__PROBLEM TO SOLVE__
Check each line of the records below for the word "EMAIL" and copy those where it appears.

══════════

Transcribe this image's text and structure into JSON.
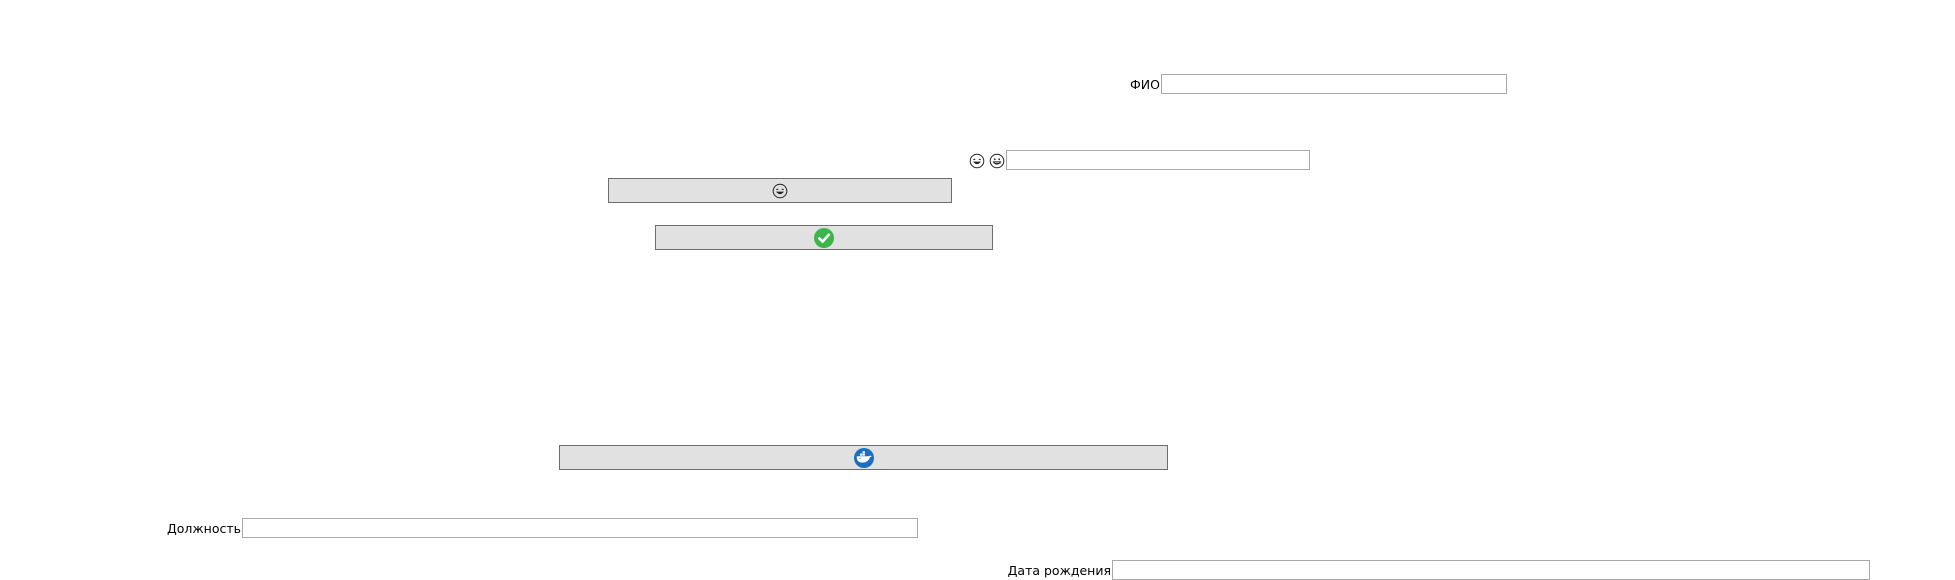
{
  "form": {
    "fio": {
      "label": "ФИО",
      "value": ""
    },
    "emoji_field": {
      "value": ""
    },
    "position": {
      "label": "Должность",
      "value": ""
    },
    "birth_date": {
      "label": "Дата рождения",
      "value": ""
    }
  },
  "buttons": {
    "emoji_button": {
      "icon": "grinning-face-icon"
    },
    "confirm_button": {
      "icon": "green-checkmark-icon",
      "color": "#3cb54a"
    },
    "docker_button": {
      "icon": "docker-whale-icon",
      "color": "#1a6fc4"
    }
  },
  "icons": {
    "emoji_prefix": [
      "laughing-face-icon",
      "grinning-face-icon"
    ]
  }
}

══════════

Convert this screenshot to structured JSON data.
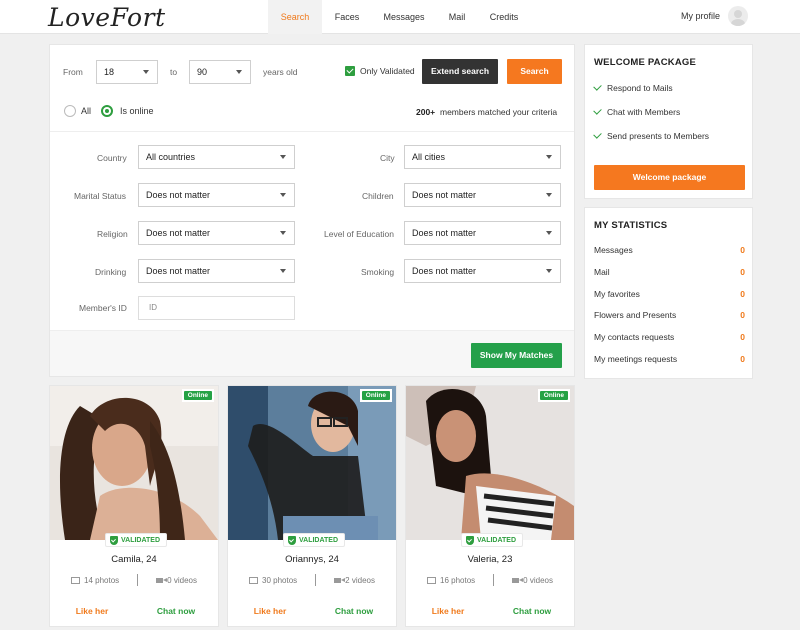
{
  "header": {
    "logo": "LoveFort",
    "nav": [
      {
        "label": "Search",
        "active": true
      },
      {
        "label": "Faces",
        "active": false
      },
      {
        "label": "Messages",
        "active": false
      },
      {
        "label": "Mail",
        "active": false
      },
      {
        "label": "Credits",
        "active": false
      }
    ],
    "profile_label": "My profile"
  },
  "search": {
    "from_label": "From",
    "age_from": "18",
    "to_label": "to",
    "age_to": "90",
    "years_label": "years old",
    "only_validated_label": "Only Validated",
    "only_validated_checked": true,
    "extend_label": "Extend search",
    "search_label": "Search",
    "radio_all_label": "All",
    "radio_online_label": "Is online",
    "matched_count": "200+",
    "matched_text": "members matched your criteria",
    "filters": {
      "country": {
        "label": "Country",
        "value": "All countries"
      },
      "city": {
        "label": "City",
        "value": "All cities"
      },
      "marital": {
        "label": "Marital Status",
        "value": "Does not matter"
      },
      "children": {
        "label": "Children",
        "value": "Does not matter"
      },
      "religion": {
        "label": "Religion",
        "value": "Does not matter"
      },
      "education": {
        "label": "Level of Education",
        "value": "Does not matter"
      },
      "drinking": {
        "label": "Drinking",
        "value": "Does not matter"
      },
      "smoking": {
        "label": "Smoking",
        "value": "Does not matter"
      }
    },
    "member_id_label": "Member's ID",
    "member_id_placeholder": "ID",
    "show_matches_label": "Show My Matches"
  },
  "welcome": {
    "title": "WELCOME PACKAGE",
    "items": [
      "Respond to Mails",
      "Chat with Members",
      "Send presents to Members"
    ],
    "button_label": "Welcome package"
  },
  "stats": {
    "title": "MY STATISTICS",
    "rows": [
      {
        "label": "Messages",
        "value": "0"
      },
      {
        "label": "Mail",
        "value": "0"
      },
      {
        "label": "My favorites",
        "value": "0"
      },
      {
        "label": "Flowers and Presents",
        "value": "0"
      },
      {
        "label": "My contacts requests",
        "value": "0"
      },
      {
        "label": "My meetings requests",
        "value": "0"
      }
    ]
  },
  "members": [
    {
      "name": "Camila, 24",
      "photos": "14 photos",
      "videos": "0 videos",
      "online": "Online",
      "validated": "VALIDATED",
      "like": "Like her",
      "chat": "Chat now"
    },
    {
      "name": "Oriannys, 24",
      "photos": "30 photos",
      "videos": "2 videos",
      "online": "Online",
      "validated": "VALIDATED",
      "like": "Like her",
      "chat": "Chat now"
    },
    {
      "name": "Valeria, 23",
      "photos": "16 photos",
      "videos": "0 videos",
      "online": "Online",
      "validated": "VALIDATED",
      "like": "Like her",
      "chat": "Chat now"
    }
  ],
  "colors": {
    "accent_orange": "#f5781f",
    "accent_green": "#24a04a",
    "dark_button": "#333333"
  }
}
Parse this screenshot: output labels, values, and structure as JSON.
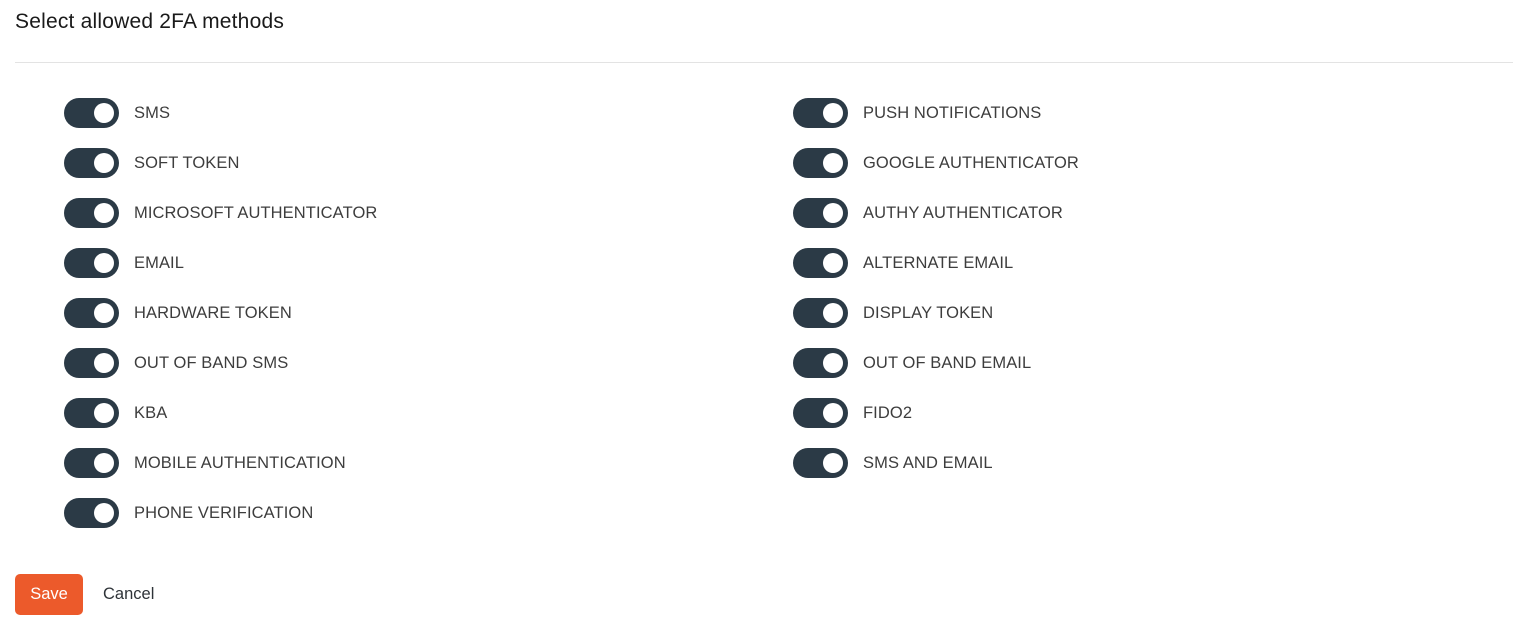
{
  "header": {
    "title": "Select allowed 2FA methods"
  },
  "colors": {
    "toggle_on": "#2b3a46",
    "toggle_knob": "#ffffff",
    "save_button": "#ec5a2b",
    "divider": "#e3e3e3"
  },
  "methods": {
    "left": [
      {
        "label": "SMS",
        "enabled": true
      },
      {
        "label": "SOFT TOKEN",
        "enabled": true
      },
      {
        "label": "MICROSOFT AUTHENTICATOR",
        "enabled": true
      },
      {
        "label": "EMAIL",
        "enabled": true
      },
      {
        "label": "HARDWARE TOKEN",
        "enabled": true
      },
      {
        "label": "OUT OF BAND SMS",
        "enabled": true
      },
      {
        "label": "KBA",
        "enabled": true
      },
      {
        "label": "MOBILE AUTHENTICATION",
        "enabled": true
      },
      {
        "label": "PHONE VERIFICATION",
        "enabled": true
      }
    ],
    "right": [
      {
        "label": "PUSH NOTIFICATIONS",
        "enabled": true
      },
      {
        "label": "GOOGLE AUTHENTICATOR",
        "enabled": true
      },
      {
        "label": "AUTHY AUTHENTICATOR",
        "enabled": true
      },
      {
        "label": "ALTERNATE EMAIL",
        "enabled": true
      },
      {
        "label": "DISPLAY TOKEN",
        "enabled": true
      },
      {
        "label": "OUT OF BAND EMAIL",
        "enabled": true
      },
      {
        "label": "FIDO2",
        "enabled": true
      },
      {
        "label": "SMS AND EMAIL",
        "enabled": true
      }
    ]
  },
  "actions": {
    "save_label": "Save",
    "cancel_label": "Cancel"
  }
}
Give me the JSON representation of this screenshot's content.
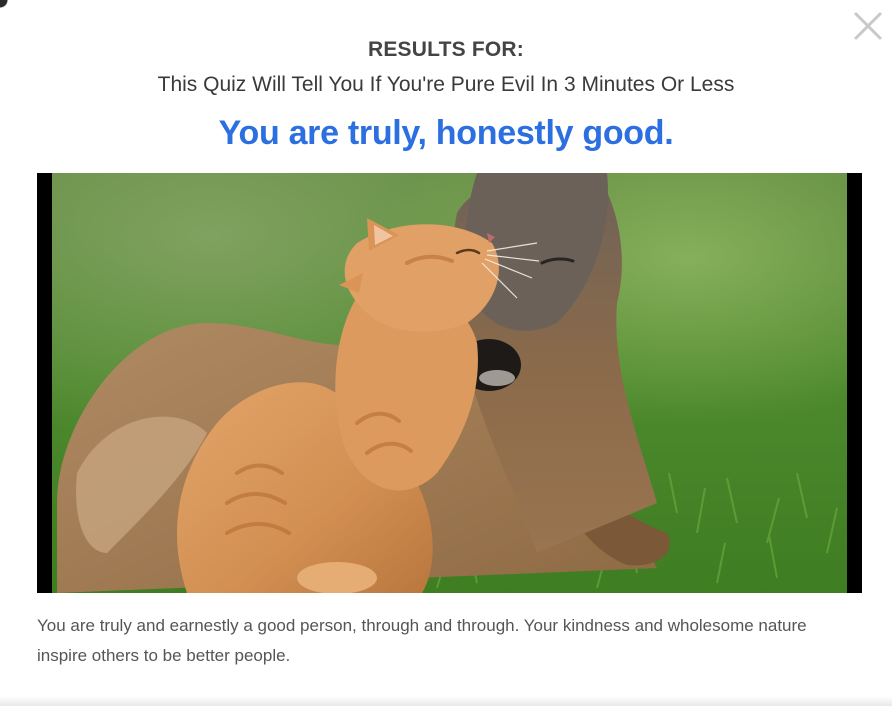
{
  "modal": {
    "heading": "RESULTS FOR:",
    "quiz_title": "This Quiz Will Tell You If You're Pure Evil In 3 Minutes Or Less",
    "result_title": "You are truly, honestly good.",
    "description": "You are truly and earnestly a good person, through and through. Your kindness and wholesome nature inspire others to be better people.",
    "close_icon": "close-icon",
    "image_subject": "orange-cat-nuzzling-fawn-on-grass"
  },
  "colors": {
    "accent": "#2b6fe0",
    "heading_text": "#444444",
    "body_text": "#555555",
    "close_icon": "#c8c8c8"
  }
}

══════════

__THE RESULT__
        "label": "EMAIL",
        "label": "ALTERNATE EMAIL",
        "label": "OUT OF BAND EMAIL",
        "label": "SMS AND EMAIL",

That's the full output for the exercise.